> **Data**

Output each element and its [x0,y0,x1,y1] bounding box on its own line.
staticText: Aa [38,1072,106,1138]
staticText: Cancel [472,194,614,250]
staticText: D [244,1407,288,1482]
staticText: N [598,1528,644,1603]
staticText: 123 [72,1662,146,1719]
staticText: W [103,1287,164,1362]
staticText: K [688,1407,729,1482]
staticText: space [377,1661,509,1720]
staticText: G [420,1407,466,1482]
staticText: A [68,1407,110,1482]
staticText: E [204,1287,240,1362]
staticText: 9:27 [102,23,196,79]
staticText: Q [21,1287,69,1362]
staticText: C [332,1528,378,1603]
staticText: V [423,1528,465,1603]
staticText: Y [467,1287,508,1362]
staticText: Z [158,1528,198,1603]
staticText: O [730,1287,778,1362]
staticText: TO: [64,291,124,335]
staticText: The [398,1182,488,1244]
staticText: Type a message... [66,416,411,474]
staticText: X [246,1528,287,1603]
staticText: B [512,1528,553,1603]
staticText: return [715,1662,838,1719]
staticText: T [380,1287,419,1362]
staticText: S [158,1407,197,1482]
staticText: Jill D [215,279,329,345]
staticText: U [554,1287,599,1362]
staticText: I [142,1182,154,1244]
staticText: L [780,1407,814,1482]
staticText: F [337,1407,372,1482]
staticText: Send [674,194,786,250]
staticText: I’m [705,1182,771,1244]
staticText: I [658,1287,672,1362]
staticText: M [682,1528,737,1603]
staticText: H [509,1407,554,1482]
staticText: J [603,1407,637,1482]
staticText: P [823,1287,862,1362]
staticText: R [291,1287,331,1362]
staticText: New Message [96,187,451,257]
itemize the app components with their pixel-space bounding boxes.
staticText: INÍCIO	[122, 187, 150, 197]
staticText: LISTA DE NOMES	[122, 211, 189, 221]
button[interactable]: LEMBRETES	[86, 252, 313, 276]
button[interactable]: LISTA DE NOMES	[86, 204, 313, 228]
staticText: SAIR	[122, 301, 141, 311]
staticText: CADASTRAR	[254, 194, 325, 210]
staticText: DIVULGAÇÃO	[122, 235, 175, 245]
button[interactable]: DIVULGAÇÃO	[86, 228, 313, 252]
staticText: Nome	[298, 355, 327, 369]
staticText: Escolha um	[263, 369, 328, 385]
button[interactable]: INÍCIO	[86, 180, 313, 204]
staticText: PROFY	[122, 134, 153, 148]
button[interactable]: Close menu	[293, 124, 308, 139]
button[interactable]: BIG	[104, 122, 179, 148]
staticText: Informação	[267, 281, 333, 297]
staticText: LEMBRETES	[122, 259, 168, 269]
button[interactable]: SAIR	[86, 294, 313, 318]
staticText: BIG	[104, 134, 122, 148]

> **What to work on**
Reproduce the rows from the first one through the line containing "180, 313, 204]", keeping each line unchanged.

> **Final result**
Output each element and its [x0,y0,x1,y1] bounding box on its own line.
staticText: Aa [38,1072,106,1138]
staticText: Cancel [472,194,614,250]
staticText: D [244,1407,288,1482]
staticText: N [598,1528,644,1603]
staticText: 123 [72,1662,146,1719]
staticText: W [103,1287,164,1362]
staticText: K [688,1407,729,1482]
staticText: space [377,1661,509,1720]
staticText: G [420,1407,466,1482]
staticText: A [68,1407,110,1482]
staticText: E [204,1287,240,1362]
staticText: 9:27 [102,23,196,79]
staticText: Q [21,1287,69,1362]
staticText: C [332,1528,378,1603]
staticText: V [423,1528,465,1603]
staticText: Y [467,1287,508,1362]
staticText: Z [158,1528,198,1603]
staticText: O [730,1287,778,1362]
staticText: TO: [64,291,124,335]
staticText: The [398,1182,488,1244]
staticText: Type a message... [66,416,411,474]
staticText: X [246,1528,287,1603]
staticText: B [512,1528,553,1603]
staticText: return [715,1662,838,1719]
staticText: T [380,1287,419,1362]
staticText: S [158,1407,197,1482]
staticText: Jill D [215,279,329,345]
staticText: U [554,1287,599,1362]
staticText: I [142,1182,154,1244]
staticText: L [780,1407,814,1482]
staticText: F [337,1407,372,1482]
staticText: Send [674,194,786,250]
staticText: I’m [705,1182,771,1244]
staticText: I [658,1287,672,1362]
staticText: M [682,1528,737,1603]
staticText: H [509,1407,554,1482]
staticText: J [603,1407,637,1482]
staticText: P [823,1287,862,1362]
staticText: R [291,1287,331,1362]
staticText: New Message [96,187,451,257]
itemize the app components with their pixel-space bounding boxes.
staticText: INÍCIO	[122, 187, 150, 197]
staticText: LISTA DE NOMES	[122, 211, 189, 221]
button[interactable]: LEMBRETES	[86, 252, 313, 276]
button[interactable]: LISTA DE NOMES	[86, 204, 313, 228]
staticText: SAIR	[122, 301, 141, 311]
staticText: CADASTRAR	[254, 194, 325, 210]
staticText: DIVULGAÇÃO	[122, 235, 175, 245]
button[interactable]: DIVULGAÇÃO	[86, 228, 313, 252]
staticText: Nome	[298, 355, 327, 369]
staticText: Escolha um	[263, 369, 328, 385]
button[interactable]: INÍCIO	[86, 180, 313, 204]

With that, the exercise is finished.